Data excerpts
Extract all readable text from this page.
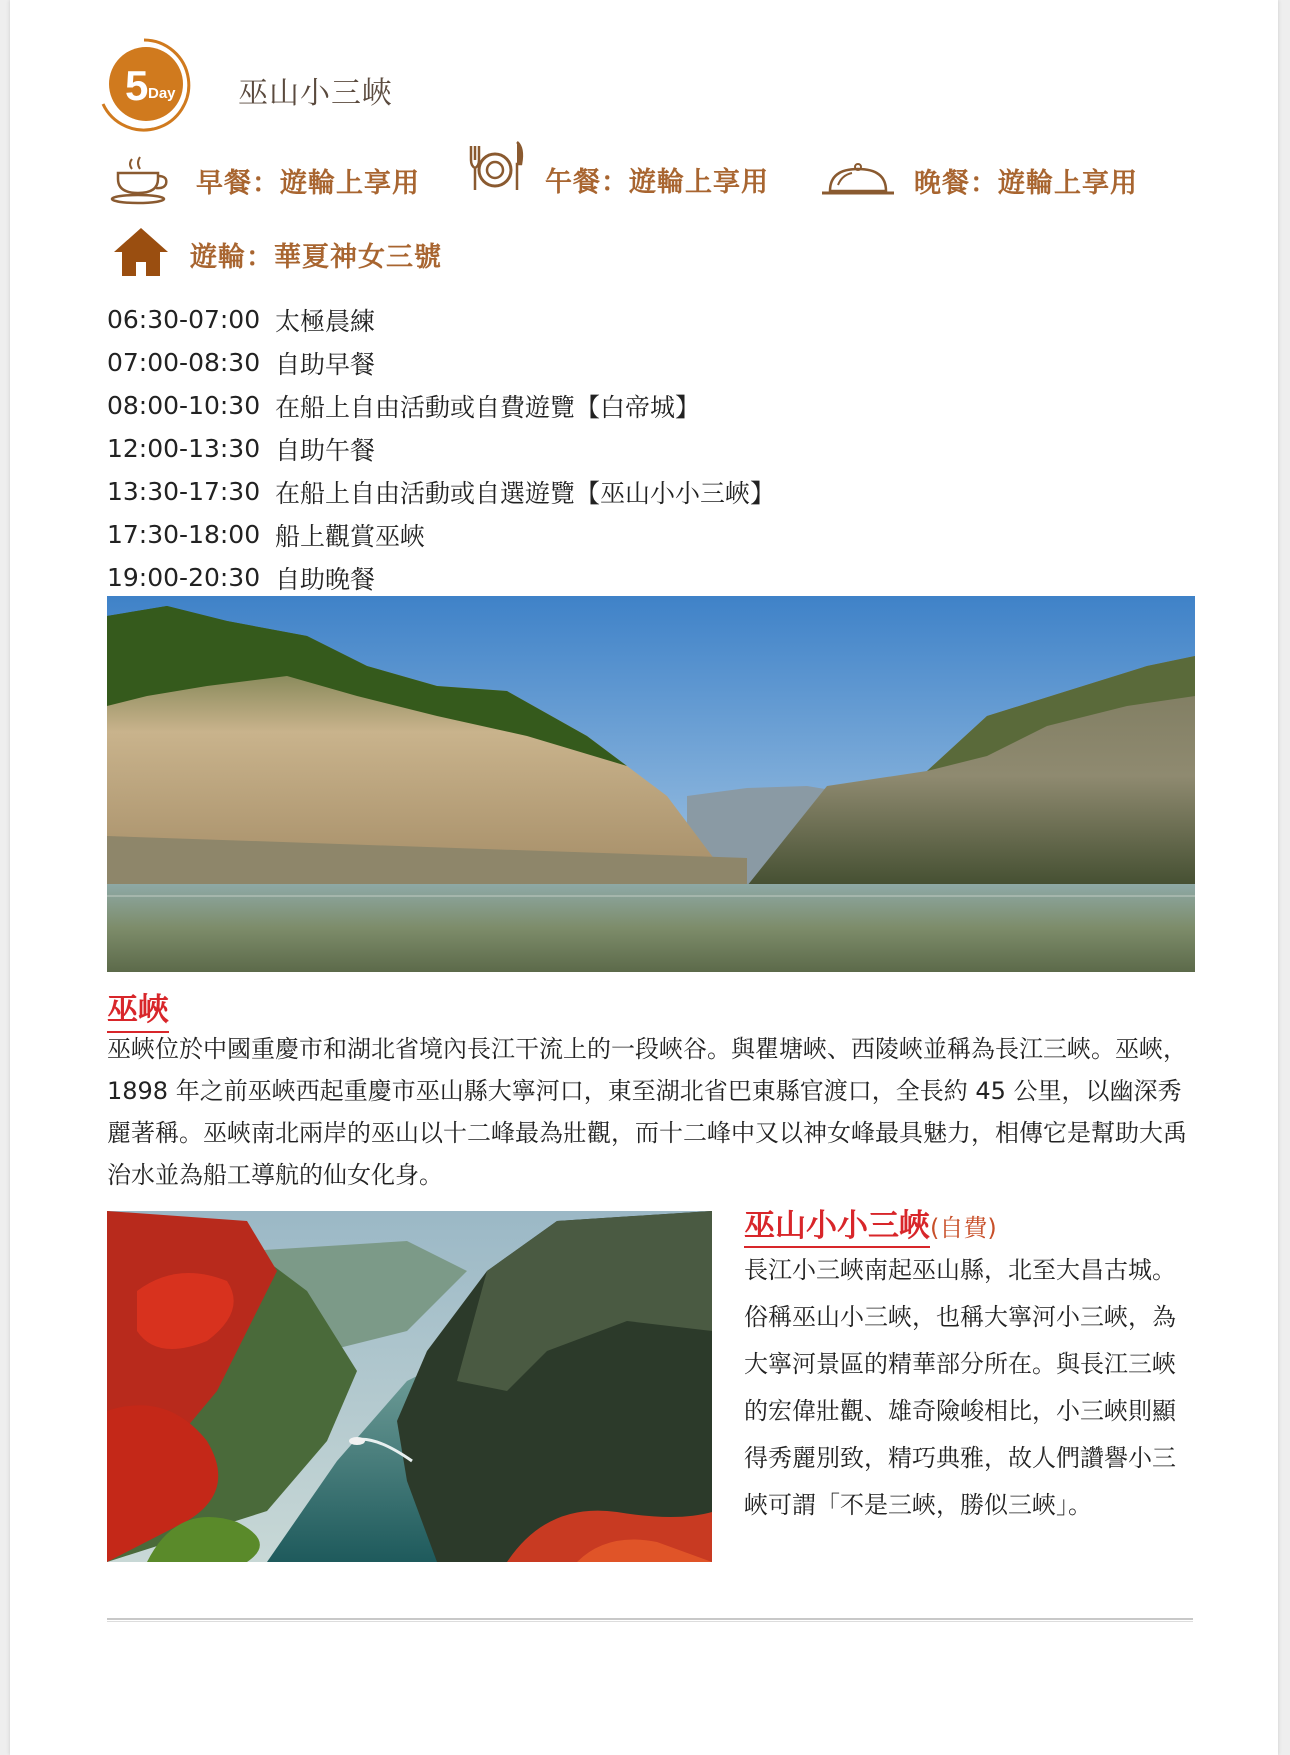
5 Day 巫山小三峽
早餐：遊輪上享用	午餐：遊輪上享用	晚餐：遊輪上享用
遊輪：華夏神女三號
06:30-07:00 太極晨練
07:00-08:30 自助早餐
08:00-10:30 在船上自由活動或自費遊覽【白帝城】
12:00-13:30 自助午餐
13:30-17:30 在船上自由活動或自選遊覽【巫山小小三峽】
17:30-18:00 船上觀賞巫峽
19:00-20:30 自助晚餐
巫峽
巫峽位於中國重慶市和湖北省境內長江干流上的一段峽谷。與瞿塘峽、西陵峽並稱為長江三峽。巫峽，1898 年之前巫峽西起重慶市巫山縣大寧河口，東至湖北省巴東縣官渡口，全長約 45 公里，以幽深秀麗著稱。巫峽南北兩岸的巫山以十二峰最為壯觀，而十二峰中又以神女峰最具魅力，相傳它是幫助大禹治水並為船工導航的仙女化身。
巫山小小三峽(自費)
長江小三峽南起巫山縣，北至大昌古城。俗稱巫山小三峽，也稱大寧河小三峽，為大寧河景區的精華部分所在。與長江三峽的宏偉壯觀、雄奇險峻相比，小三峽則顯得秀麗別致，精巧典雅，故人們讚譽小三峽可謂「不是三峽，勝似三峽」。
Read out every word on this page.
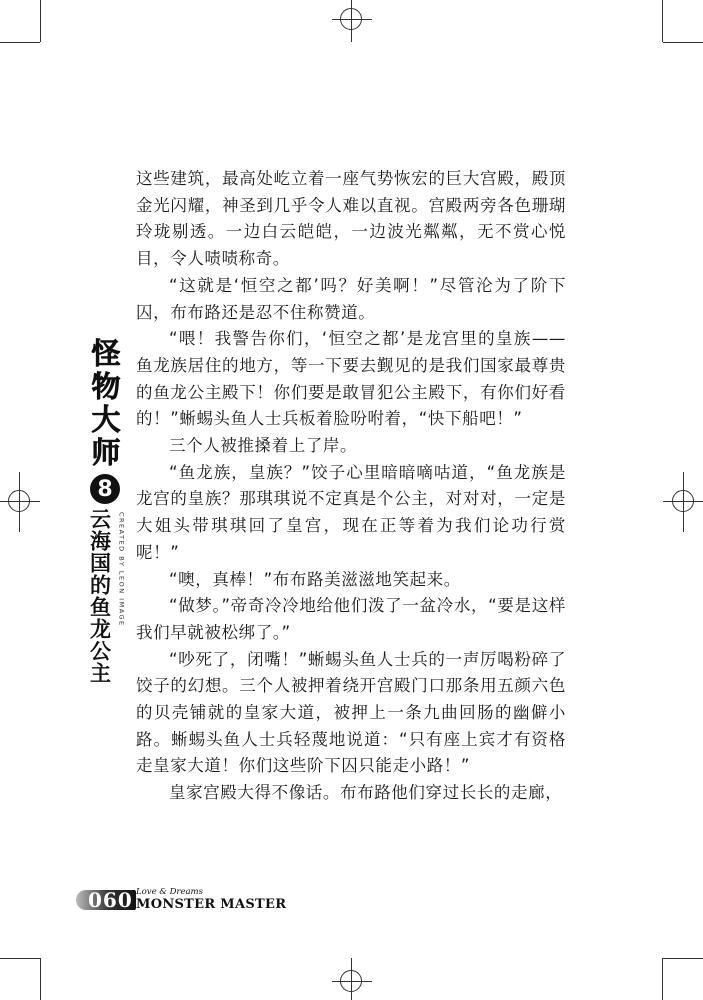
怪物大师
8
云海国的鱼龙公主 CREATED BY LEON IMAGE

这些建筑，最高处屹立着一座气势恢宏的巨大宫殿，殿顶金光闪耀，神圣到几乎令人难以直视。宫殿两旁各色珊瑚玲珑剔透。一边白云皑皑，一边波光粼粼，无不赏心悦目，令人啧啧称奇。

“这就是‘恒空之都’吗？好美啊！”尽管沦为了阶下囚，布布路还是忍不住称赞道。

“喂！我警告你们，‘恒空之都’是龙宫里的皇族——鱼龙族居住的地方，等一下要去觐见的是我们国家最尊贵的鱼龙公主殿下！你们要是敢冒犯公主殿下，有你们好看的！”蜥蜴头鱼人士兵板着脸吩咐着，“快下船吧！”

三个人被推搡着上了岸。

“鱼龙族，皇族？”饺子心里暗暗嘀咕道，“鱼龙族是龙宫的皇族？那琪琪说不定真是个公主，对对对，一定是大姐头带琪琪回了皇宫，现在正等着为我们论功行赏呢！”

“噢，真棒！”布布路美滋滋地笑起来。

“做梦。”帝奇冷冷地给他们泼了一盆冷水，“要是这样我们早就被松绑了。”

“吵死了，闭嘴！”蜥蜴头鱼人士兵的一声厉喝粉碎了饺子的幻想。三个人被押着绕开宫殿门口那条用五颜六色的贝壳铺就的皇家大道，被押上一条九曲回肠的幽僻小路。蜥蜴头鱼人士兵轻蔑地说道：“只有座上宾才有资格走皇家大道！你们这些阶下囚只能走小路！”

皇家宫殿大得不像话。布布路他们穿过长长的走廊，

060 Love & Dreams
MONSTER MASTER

**Exercise aim**
Using the material above, copy every line in which the string "page" occurs.

**Response to this exercise**
Extract all readable text from this page.
Read out every word on this page.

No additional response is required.